-- START --
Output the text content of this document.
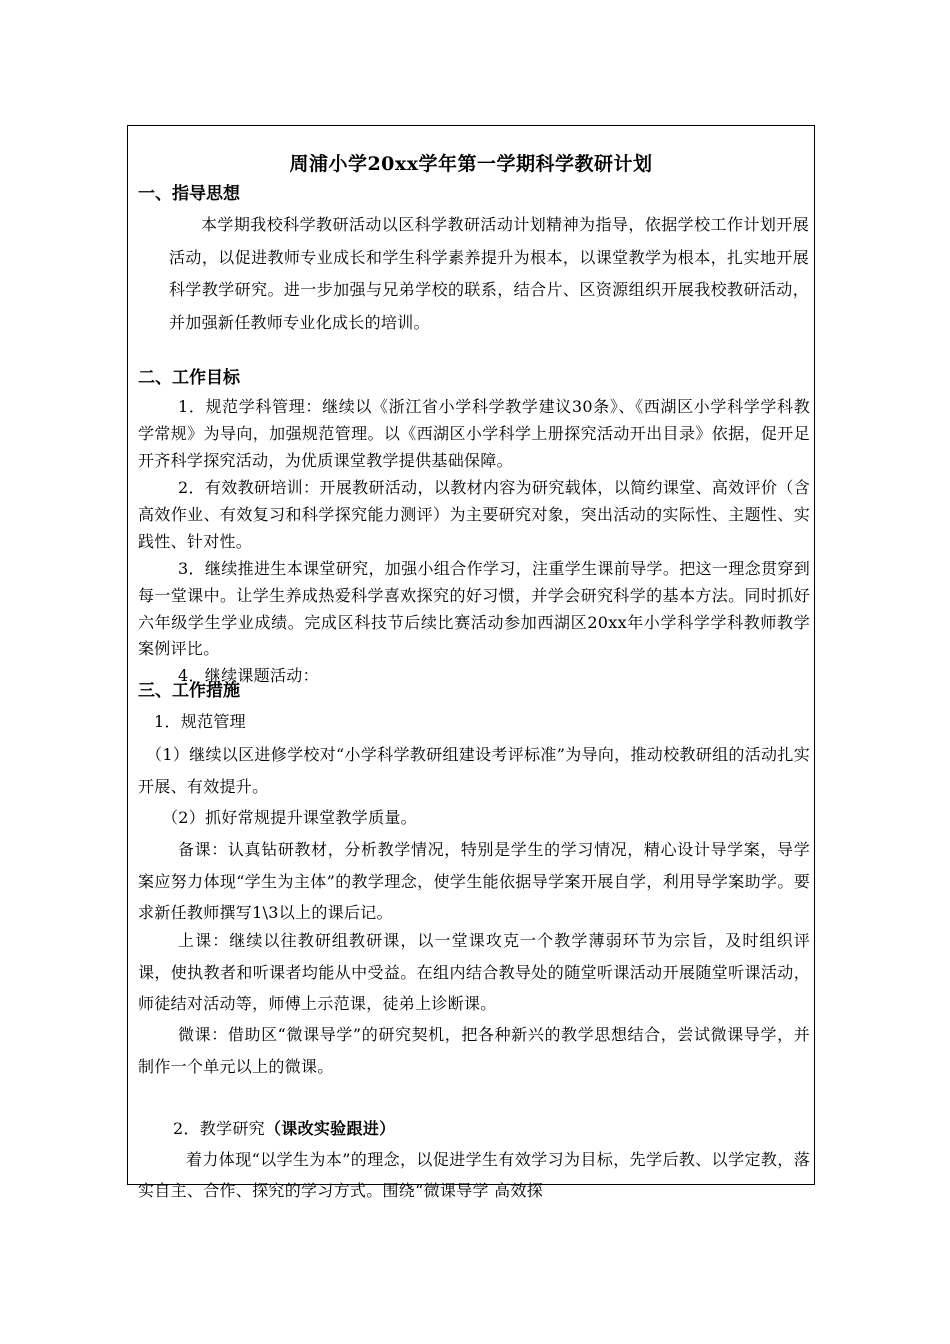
周浦小学20xx学年第一学期科学教研计划
一、指导思想

本学期我校科学教研活动以区科学教研活动计划精神为指导，依据学校工作计划开展活动，以促进教师专业成长和学生科学素养提升为根本，以课堂教学为根本，扎实地开展科学教学研究。进一步加强与兄弟学校的联系，结合片、区资源组织开展我校教研活动，并加强新任教师专业化成长的培训。

二、工作目标

1．规范学科管理：继续以《浙江省小学科学教学建议30条》、《西湖区小学科学学科教学常规》为导向，加强规范管理。以《西湖区小学科学上册探究活动开出目录》依据，促开足开齐科学探究活动，为优质课堂教学提供基础保障。

2．有效教研培训：开展教研活动，以教材内容为研究载体，以简约课堂、高效评价（含高效作业、有效复习和科学探究能力测评）为主要研究对象，突出活动的实际性、主题性、实践性、针对性。

3．继续推进生本课堂研究，加强小组合作学习，注重学生课前导学。把这一理念贯穿到每一堂课中。让学生养成热爱科学喜欢探究的好习惯，并学会研究科学的基本方法。同时抓好六年级学生学业成绩。完成区科技节后续比赛活动参加西湖区20xx年小学科学学科教师教学案例评比。

4．继续课题活动：

三、工作措施

1．规范管理

（1）继续以区进修学校对“小学科学教研组建设考评标准”为导向，推动校教研组的活动扎实开展、有效提升。

（2）抓好常规提升课堂教学质量。

备课：认真钻研教材，分析教学情况，特别是学生的学习情况，精心设计导学案，导学案应努力体现“学生为主体”的教学理念，使学生能依据导学案开展自学，利用导学案助学。要求新任教师撰写1\3以上的课后记。

上课：继续以往教研组教研课，以一堂课攻克一个教学薄弱环节为宗旨，及时组织评课，使执教者和听课者均能从中受益。在组内结合教导处的随堂听课活动开展随堂听课活动，师徒结对活动等，师傅上示范课，徒弟上诊断课。

微课：借助区“微课导学”的研究契机，把各种新兴的教学思想结合，尝试微课导学，并制作一个单元以上的微课。

2．教学研究（课改实验跟进）

着力体现“以学生为本”的理念，以促进学生有效学习为目标，先学后教、以学定教，落实自主、合作、探究的学习方式。围绕“微课导学 高效探
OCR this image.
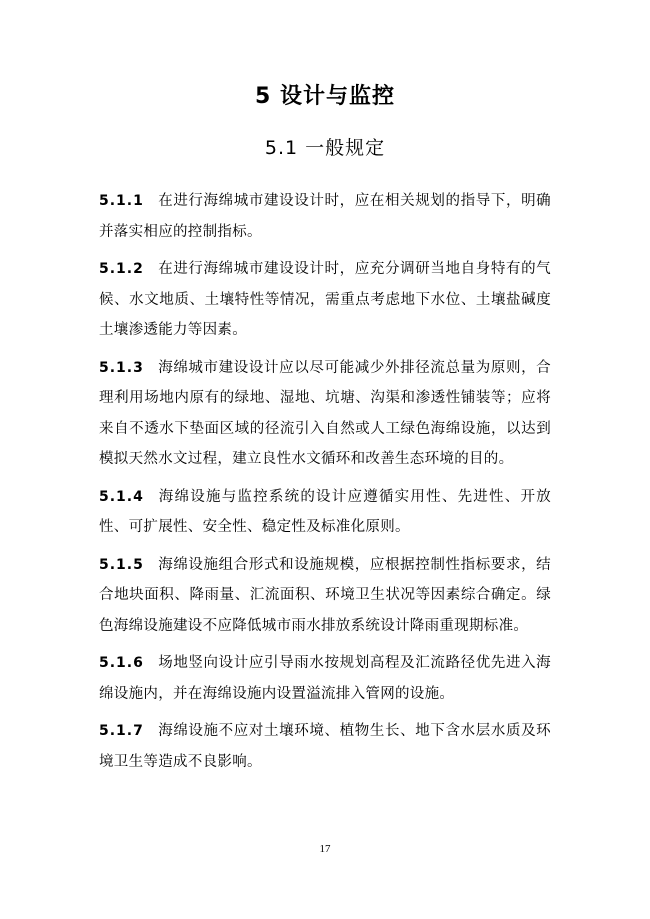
5 设计与监控
5.1 一般规定

5.1.1 在进行海绵城市建设设计时，应在相关规划的指导下，明确并落实相应的控制指标。

5.1.2 在进行海绵城市建设设计时，应充分调研当地自身特有的气候、水文地质、土壤特性等情况，需重点考虑地下水位、土壤盐碱度土壤渗透能力等因素。

5.1.3 海绵城市建设设计应以尽可能减少外排径流总量为原则，合理利用场地内原有的绿地、湿地、坑塘、沟渠和渗透性铺装等；应将来自不透水下垫面区域的径流引入自然或人工绿色海绵设施，以达到模拟天然水文过程，建立良性水文循环和改善生态环境的目的。

5.1.4 海绵设施与监控系统的设计应遵循实用性、先进性、开放性、可扩展性、安全性、稳定性及标准化原则。

5.1.5 海绵设施组合形式和设施规模，应根据控制性指标要求，结合地块面积、降雨量、汇流面积、环境卫生状况等因素综合确定。绿色海绵设施建设不应降低城市雨水排放系统设计降雨重现期标准。

5.1.6 场地竖向设计应引导雨水按规划高程及汇流路径优先进入海绵设施内，并在海绵设施内设置溢流排入管网的设施。

5.1.7 海绵设施不应对土壤环境、植物生长、地下含水层水质及环境卫生等造成不良影响。

17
-- END --
DIRECTIVE:
Working from the entries above, return all lines that contain "微课导学".

THE RESULT:
微课：借助区“微课导学”的研究契机，把各种新兴的教学思想结合，尝试微课导学，并制作一个单元以上的微课。
着力体现“以学生为本”的理念，以促进学生有效学习为目标，先学后教、以学定教，落实自主、合作、探究的学习方式。围绕“微课导学 高效探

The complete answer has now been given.